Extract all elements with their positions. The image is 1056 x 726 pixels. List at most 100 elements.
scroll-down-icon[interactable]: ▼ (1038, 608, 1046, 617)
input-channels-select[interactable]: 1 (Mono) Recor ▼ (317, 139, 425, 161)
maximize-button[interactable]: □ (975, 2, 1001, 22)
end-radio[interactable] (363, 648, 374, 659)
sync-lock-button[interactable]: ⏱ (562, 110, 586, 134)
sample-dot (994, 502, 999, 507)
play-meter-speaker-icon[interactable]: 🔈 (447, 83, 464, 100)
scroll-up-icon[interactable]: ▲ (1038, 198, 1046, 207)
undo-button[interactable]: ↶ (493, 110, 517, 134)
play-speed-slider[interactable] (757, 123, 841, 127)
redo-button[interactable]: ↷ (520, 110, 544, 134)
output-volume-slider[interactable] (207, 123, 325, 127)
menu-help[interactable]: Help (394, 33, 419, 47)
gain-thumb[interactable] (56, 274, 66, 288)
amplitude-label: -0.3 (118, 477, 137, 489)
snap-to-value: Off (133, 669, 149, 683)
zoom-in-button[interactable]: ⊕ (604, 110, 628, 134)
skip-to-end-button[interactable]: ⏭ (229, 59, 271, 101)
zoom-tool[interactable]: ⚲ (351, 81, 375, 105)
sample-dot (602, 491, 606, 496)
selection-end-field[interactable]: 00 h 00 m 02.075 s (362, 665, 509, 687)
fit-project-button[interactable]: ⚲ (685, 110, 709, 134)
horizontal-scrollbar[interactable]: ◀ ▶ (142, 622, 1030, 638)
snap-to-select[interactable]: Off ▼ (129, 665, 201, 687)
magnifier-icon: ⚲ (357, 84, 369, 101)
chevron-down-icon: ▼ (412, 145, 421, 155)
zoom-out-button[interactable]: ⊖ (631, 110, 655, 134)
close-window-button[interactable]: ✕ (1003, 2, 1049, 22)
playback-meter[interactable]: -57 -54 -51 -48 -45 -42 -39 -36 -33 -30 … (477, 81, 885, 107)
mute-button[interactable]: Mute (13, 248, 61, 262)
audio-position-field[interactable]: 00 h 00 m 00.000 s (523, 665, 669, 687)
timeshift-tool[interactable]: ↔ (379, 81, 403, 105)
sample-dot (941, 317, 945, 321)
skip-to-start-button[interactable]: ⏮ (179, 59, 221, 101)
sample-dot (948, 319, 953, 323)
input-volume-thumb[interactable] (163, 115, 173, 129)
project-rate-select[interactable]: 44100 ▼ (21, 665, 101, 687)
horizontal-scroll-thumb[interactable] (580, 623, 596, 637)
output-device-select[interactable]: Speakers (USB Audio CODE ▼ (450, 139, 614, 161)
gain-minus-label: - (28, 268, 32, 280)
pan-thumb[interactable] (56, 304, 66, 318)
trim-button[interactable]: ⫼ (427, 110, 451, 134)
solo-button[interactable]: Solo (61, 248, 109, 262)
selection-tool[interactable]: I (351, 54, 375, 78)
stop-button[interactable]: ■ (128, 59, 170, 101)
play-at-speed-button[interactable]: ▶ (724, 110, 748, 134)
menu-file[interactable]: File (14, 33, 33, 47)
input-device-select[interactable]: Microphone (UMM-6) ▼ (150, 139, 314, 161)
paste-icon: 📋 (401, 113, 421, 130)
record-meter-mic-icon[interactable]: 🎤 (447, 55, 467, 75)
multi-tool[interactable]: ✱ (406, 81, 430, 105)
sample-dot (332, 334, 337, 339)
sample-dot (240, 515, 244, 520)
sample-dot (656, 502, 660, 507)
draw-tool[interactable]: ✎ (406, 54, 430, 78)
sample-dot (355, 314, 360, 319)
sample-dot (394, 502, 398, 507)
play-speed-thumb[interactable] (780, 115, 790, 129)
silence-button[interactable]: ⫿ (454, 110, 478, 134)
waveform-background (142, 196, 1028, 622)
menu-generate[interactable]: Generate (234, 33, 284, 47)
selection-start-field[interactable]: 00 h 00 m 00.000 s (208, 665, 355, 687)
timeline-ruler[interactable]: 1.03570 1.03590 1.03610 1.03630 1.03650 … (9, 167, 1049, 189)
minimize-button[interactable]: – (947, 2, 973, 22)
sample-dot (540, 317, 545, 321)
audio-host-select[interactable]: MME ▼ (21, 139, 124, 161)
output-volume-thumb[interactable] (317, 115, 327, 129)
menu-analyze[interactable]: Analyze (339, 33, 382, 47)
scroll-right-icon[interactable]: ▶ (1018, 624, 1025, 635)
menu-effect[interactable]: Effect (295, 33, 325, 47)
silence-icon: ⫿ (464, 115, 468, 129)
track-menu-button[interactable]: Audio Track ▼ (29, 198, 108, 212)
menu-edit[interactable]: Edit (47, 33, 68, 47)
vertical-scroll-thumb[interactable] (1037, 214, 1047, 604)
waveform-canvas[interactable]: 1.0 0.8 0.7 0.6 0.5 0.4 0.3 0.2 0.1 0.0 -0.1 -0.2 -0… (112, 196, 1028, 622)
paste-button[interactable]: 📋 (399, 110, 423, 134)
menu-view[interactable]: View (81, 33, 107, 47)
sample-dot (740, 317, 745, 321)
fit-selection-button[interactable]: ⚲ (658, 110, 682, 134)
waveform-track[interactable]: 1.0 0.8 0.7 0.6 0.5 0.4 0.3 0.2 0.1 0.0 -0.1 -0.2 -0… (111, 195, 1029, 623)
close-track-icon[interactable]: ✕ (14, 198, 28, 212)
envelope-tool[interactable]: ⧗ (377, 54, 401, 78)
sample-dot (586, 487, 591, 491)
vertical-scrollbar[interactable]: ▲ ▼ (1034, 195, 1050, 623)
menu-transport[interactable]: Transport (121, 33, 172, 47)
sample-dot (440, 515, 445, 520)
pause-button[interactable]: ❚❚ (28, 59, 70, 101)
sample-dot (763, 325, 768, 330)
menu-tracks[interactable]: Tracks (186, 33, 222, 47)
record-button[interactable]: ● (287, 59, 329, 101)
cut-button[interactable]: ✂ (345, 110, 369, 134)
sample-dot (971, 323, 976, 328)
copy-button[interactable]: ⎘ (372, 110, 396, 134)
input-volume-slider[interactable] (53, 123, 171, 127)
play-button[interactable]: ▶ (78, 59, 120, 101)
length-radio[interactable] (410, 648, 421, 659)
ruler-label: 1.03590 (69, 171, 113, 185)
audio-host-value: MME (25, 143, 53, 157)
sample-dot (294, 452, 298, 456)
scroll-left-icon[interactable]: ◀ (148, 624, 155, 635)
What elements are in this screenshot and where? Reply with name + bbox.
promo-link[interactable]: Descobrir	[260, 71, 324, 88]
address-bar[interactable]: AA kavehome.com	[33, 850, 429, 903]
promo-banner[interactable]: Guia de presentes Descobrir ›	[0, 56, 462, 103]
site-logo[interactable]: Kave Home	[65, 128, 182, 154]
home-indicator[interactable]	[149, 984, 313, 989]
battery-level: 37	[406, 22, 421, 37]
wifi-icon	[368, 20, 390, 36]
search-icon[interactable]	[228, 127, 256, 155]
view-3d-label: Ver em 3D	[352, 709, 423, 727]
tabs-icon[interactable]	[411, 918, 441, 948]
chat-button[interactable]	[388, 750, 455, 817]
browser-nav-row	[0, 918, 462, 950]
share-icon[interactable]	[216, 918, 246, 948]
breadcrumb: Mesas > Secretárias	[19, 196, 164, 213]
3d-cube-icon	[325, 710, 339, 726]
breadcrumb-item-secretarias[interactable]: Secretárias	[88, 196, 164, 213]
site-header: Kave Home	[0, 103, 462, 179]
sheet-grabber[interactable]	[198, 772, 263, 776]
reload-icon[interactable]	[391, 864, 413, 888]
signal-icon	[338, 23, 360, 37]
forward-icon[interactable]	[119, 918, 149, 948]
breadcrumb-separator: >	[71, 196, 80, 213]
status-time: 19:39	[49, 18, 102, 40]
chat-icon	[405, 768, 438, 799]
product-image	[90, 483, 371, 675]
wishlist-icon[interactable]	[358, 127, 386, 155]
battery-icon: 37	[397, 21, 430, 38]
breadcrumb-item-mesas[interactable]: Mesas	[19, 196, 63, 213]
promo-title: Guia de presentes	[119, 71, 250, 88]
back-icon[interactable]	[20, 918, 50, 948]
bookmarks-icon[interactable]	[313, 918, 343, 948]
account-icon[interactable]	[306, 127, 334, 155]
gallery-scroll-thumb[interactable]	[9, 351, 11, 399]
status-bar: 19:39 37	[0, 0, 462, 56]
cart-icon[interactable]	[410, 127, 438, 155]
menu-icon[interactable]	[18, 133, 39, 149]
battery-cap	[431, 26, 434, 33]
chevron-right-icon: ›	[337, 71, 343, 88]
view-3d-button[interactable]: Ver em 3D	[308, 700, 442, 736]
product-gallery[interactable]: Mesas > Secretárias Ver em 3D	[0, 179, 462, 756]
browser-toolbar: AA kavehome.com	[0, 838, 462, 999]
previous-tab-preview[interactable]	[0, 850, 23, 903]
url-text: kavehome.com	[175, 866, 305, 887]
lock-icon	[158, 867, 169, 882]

--

**Exercise**:
In the listing, find every line that contains the word "Mesas", matching case exactly, and copy each of those lines.

**Answer for the task**:
breadcrumb: Mesas > Secretárias	[19, 196, 164, 213]
breadcrumb-item-mesas[interactable]: Mesas	[19, 196, 63, 213]
product-gallery[interactable]: Mesas > Secretárias Ver em 3D	[0, 179, 462, 756]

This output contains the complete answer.